[Records from a data collection]
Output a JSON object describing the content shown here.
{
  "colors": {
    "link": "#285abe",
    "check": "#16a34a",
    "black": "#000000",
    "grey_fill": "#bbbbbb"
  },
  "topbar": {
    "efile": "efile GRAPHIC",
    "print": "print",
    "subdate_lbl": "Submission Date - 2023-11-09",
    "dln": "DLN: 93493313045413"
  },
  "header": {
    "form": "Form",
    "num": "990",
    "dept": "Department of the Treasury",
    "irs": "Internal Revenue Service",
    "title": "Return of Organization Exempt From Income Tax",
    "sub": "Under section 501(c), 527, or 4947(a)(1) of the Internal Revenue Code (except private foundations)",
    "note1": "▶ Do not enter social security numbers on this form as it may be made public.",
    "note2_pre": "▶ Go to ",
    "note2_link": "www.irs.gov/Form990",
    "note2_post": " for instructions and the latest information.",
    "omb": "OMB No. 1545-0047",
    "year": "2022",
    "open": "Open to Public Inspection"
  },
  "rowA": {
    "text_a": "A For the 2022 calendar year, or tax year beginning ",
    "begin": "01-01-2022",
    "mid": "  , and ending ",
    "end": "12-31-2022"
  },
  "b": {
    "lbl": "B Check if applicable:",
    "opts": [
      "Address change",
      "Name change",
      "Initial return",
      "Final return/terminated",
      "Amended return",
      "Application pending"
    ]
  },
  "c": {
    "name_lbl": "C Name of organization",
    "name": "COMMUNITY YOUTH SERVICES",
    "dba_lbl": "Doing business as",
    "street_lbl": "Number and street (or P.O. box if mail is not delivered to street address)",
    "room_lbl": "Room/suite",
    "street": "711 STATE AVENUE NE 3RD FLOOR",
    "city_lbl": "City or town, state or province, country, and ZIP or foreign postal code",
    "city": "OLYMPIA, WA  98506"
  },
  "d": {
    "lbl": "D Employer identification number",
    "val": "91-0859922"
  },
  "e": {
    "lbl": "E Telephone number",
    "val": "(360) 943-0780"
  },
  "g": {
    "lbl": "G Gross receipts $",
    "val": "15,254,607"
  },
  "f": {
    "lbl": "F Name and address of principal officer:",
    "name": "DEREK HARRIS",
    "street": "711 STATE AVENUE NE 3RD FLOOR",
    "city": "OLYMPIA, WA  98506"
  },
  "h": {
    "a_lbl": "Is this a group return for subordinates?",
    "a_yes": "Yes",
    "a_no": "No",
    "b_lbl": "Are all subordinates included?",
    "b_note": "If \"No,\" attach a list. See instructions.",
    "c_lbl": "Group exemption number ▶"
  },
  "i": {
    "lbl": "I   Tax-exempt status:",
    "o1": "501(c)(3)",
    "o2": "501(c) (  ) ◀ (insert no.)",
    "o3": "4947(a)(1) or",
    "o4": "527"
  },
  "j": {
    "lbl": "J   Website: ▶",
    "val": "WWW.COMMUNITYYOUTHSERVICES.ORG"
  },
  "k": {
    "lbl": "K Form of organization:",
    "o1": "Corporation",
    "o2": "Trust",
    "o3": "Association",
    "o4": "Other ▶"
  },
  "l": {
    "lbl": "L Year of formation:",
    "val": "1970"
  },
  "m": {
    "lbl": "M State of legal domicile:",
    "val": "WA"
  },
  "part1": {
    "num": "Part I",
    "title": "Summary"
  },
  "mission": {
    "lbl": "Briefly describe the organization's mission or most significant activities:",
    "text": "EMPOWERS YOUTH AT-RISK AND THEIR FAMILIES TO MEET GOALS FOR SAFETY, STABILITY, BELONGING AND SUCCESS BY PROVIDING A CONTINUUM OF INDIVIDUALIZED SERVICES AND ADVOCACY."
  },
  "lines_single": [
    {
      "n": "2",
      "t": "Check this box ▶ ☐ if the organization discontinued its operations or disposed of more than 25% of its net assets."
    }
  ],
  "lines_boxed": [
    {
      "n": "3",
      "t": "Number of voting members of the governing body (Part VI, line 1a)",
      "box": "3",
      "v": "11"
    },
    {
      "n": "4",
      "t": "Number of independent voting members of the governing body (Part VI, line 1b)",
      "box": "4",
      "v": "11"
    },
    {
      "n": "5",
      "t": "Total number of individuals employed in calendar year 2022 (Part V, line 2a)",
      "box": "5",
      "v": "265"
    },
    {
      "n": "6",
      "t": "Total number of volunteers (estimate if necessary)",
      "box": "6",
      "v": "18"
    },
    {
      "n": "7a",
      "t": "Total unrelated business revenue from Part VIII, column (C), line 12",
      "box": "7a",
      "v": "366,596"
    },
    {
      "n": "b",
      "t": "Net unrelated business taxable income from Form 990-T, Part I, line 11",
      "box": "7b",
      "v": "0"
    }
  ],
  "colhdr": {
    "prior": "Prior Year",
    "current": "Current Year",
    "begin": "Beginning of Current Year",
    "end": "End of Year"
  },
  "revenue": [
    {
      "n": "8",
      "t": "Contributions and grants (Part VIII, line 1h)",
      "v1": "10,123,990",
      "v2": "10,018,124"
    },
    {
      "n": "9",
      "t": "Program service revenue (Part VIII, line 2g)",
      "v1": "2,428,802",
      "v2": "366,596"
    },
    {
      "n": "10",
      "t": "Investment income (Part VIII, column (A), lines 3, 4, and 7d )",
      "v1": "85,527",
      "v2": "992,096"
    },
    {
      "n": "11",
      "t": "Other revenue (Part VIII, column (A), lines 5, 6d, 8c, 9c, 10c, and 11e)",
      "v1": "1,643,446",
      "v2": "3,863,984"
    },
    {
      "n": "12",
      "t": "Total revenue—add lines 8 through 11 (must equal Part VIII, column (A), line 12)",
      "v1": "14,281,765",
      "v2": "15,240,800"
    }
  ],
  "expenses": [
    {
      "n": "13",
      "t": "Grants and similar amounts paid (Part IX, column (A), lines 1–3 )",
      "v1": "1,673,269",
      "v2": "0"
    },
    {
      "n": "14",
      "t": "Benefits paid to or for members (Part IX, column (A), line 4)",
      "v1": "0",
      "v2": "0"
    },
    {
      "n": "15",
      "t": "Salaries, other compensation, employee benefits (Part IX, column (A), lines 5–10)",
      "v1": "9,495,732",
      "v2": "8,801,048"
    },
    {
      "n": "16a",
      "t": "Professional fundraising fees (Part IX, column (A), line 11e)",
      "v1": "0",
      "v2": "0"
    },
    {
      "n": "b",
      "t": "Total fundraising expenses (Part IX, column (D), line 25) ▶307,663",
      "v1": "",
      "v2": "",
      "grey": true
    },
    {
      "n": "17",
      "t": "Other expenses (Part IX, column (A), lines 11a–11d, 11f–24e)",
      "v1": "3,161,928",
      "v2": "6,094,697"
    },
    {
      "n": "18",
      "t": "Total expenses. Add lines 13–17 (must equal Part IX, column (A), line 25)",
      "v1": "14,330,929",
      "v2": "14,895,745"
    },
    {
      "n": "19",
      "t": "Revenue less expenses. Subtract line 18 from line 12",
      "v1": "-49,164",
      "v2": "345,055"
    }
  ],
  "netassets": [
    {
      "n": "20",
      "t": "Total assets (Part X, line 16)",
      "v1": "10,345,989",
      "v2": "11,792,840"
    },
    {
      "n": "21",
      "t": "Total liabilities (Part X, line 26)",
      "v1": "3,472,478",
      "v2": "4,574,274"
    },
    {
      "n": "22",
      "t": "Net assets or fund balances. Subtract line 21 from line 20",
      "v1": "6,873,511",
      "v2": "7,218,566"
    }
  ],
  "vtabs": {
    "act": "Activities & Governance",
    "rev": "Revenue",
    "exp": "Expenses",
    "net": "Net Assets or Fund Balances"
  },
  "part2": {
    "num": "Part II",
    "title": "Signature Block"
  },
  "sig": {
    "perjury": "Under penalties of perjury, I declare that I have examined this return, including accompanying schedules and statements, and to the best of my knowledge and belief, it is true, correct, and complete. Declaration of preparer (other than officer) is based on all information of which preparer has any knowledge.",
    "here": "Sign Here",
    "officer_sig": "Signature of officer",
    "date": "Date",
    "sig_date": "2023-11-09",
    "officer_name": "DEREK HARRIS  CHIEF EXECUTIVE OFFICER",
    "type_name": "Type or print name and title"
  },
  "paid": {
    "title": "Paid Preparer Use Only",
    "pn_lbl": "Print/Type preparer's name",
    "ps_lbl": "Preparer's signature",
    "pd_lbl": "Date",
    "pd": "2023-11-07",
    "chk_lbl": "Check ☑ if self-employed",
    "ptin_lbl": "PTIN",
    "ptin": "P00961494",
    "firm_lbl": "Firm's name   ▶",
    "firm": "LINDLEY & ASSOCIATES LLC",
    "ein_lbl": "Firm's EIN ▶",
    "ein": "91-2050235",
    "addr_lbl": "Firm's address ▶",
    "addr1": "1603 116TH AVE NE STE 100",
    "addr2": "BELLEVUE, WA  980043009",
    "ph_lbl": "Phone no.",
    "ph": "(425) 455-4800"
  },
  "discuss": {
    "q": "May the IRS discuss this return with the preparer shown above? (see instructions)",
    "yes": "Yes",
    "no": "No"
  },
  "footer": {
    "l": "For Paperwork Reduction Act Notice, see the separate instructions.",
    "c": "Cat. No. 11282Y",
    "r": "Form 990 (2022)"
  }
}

PROBLEM DETAILS. Filter the records for lines holding the string "fundraising". Copy each one.

TASK RESULT.
      "t": "Professional fundraising fees (Part IX, column (A), line 11e)",
      "t": "Total fundraising expenses (Part IX, column (D), line 25) ▶307,663",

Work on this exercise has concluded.